-- DATASET RECORDS --
<<<<
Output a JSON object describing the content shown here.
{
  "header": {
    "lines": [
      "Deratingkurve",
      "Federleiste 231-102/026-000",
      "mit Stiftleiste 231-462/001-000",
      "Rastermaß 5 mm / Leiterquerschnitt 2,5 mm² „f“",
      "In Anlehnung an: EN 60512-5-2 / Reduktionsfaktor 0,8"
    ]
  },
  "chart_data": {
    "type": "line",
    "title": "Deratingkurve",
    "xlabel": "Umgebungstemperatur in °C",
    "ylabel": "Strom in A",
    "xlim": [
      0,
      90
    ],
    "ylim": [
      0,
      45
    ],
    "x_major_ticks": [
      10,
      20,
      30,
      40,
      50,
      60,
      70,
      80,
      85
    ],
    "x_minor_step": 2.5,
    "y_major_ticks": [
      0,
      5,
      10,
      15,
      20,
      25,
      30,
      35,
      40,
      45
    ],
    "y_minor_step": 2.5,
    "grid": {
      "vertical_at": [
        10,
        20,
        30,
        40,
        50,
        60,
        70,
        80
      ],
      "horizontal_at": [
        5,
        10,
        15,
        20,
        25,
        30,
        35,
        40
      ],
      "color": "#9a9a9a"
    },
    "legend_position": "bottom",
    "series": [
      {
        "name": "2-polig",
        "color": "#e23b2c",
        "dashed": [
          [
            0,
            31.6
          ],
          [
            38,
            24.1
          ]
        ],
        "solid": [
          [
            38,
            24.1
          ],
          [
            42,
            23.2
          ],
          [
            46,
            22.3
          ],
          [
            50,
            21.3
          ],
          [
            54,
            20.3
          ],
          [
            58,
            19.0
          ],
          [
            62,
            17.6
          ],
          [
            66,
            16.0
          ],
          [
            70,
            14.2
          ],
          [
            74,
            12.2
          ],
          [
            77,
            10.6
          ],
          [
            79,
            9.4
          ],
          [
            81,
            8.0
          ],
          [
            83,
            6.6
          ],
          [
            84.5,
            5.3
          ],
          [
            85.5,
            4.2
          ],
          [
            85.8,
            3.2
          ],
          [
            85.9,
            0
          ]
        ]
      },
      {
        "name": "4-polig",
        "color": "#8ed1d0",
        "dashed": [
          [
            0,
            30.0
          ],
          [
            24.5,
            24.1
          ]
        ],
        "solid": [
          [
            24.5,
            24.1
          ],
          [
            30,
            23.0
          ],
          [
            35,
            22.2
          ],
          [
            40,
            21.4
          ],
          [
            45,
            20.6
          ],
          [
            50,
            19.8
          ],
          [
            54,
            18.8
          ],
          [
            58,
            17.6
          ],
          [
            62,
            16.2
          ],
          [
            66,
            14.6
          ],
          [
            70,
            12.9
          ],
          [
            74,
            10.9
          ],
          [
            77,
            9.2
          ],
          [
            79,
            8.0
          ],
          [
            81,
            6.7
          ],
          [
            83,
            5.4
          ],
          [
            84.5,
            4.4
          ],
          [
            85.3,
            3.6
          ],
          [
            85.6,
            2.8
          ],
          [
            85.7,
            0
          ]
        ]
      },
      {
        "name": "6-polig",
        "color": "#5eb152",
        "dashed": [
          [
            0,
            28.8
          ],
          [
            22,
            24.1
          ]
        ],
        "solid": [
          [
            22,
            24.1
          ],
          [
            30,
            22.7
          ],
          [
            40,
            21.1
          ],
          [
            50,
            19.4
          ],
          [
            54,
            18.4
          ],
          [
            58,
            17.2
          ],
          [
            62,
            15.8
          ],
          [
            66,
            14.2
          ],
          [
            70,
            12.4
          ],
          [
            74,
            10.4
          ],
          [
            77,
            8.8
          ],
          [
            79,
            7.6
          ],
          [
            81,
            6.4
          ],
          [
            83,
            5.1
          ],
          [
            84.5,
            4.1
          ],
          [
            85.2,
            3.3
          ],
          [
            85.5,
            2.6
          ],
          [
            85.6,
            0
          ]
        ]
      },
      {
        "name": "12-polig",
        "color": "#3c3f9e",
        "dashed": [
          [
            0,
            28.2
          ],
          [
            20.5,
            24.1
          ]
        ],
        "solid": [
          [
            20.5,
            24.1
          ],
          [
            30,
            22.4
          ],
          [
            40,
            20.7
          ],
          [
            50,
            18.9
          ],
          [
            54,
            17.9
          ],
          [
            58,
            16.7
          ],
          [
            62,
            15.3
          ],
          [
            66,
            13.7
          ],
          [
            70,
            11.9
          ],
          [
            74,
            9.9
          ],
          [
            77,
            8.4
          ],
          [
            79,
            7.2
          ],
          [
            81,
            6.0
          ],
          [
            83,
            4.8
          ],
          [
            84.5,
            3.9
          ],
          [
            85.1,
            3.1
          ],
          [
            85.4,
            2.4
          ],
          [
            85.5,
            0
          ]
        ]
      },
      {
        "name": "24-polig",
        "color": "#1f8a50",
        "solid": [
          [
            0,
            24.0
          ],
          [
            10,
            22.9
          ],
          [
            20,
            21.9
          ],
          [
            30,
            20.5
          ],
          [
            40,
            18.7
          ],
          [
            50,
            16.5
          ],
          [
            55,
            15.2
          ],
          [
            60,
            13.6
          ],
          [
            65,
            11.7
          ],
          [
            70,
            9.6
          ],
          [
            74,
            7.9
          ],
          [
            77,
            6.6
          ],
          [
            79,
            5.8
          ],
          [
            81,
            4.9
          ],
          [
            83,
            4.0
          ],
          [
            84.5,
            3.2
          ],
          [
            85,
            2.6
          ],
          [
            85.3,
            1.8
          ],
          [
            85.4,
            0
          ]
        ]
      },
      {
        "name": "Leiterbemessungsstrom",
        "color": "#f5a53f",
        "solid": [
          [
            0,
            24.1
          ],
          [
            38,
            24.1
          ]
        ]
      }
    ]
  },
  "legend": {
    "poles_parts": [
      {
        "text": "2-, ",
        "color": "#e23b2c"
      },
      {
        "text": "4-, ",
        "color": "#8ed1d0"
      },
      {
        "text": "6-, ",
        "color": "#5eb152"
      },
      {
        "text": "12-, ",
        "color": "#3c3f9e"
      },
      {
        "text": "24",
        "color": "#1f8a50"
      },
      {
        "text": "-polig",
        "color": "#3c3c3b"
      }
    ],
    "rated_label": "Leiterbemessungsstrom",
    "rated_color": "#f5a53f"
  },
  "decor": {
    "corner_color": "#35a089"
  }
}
>>>>
-- WHAT IS REQUIRED --
Write out all the lines again, exactly as they are.

-- THE RESPONSE --
Output a JSON object describing the content shown here.
{
  "header": {
    "lines": [
      "Deratingkurve",
      "Federleiste 231-102/026-000",
      "mit Stiftleiste 231-462/001-000",
      "Rastermaß 5 mm / Leiterquerschnitt 2,5 mm² „f“",
      "In Anlehnung an: EN 60512-5-2 / Reduktionsfaktor 0,8"
    ]
  },
  "chart_data": {
    "type": "line",
    "title": "Deratingkurve",
    "xlabel": "Umgebungstemperatur in °C",
    "ylabel": "Strom in A",
    "xlim": [
      0,
      90
    ],
    "ylim": [
      0,
      45
    ],
    "x_major_ticks": [
      10,
      20,
      30,
      40,
      50,
      60,
      70,
      80,
      85
    ],
    "x_minor_step": 2.5,
    "y_major_ticks": [
      0,
      5,
      10,
      15,
      20,
      25,
      30,
      35,
      40,
      45
    ],
    "y_minor_step": 2.5,
    "grid": {
      "vertical_at": [
        10,
        20,
        30,
        40,
        50,
        60,
        70,
        80
      ],
      "horizontal_at": [
        5,
        10,
        15,
        20,
        25,
        30,
        35,
        40
      ],
      "color": "#9a9a9a"
    },
    "legend_position": "bottom",
    "series": [
      {
        "name": "2-polig",
        "color": "#e23b2c",
        "dashed": [
          [
            0,
            31.6
          ],
          [
            38,
            24.1
          ]
        ],
        "solid": [
          [
            38,
            24.1
          ],
          [
            42,
            23.2
          ],
          [
            46,
            22.3
          ],
          [
            50,
            21.3
          ],
          [
            54,
            20.3
          ],
          [
            58,
            19.0
          ],
          [
            62,
            17.6
          ],
          [
            66,
            16.0
          ],
          [
            70,
            14.2
          ],
          [
            74,
            12.2
          ],
          [
            77,
            10.6
          ],
          [
            79,
            9.4
          ],
          [
            81,
            8.0
          ],
          [
            83,
            6.6
          ],
          [
            84.5,
            5.3
          ],
          [
            85.5,
            4.2
          ],
          [
            85.8,
            3.2
          ],
          [
            85.9,
            0
          ]
        ]
      },
      {
        "name": "4-polig",
        "color": "#8ed1d0",
        "dashed": [
          [
            0,
            30.0
          ],
          [
            24.5,
            24.1
          ]
        ],
        "solid": [
          [
            24.5,
            24.1
          ],
          [
            30,
            23.0
          ],
          [
            35,
            22.2
          ],
          [
            40,
            21.4
          ],
          [
            45,
            20.6
          ],
          [
            50,
            19.8
          ],
          [
            54,
            18.8
          ],
          [
            58,
            17.6
          ],
          [
            62,
            16.2
          ],
          [
            66,
            14.6
          ],
          [
            70,
            12.9
          ],
          [
            74,
            10.9
          ],
          [
            77,
            9.2
          ],
          [
            79,
            8.0
          ],
          [
            81,
            6.7
          ],
          [
            83,
            5.4
          ],
          [
            84.5,
            4.4
          ],
          [
            85.3,
            3.6
          ],
          [
            85.6,
            2.8
          ],
          [
            85.7,
            0
          ]
        ]
      },
      {
        "name": "6-polig",
        "color": "#5eb152",
        "dashed": [
          [
            0,
            28.8
          ],
          [
            22,
            24.1
          ]
        ],
        "solid": [
          [
            22,
            24.1
          ],
          [
            30,
            22.7
          ],
          [
            40,
            21.1
          ],
          [
            50,
            19.4
          ],
          [
            54,
            18.4
          ],
          [
            58,
            17.2
          ],
          [
            62,
            15.8
          ],
          [
            66,
            14.2
          ],
          [
            70,
            12.4
          ],
          [
            74,
            10.4
          ],
          [
            77,
            8.8
          ],
          [
            79,
            7.6
          ],
          [
            81,
            6.4
          ],
          [
            83,
            5.1
          ],
          [
            84.5,
            4.1
          ],
          [
            85.2,
            3.3
          ],
          [
            85.5,
            2.6
          ],
          [
            85.6,
            0
          ]
        ]
      },
      {
        "name": "12-polig",
        "color": "#3c3f9e",
        "dashed": [
          [
            0,
            28.2
          ],
          [
            20.5,
            24.1
          ]
        ],
        "solid": [
          [
            20.5,
            24.1
          ],
          [
            30,
            22.4
          ],
          [
            40,
            20.7
          ],
          [
            50,
            18.9
          ],
          [
            54,
            17.9
          ],
          [
            58,
            16.7
          ],
          [
            62,
            15.3
          ],
          [
            66,
            13.7
          ],
          [
            70,
            11.9
          ],
          [
            74,
            9.9
          ],
          [
            77,
            8.4
          ],
          [
            79,
            7.2
          ],
          [
            81,
            6.0
          ],
          [
            83,
            4.8
          ],
          [
            84.5,
            3.9
          ],
          [
            85.1,
            3.1
          ],
          [
            85.4,
            2.4
          ],
          [
            85.5,
            0
          ]
        ]
      },
      {
        "name": "24-polig",
        "color": "#1f8a50",
        "solid": [
          [
            0,
            24.0
          ],
          [
            10,
            22.9
          ],
          [
            20,
            21.9
          ],
          [
            30,
            20.5
          ],
          [
            40,
            18.7
          ],
          [
            50,
            16.5
          ],
          [
            55,
            15.2
          ],
          [
            60,
            13.6
          ],
          [
            65,
            11.7
          ],
          [
            70,
            9.6
          ],
          [
            74,
            7.9
          ],
          [
            77,
            6.6
          ],
          [
            79,
            5.8
          ],
          [
            81,
            4.9
          ],
          [
            83,
            4.0
          ],
          [
            84.5,
            3.2
          ],
          [
            85,
            2.6
          ],
          [
            85.3,
            1.8
          ],
          [
            85.4,
            0
          ]
        ]
      },
      {
        "name": "Leiterbemessungsstrom",
        "color": "#f5a53f",
        "solid": [
          [
            0,
            24.1
          ],
          [
            38,
            24.1
          ]
        ]
      }
    ]
  },
  "legend": {
    "poles_parts": [
      {
        "text": "2-, ",
        "color": "#e23b2c"
      },
      {
        "text": "4-, ",
        "color": "#8ed1d0"
      },
      {
        "text": "6-, ",
        "color": "#5eb152"
      },
      {
        "text": "12-, ",
        "color": "#3c3f9e"
      },
      {
        "text": "24",
        "color": "#1f8a50"
      },
      {
        "text": "-polig",
        "color": "#3c3c3b"
      }
    ],
    "rated_label": "Leiterbemessungsstrom",
    "rated_color": "#f5a53f"
  },
  "decor": {
    "corner_color": "#35a089"
  }
}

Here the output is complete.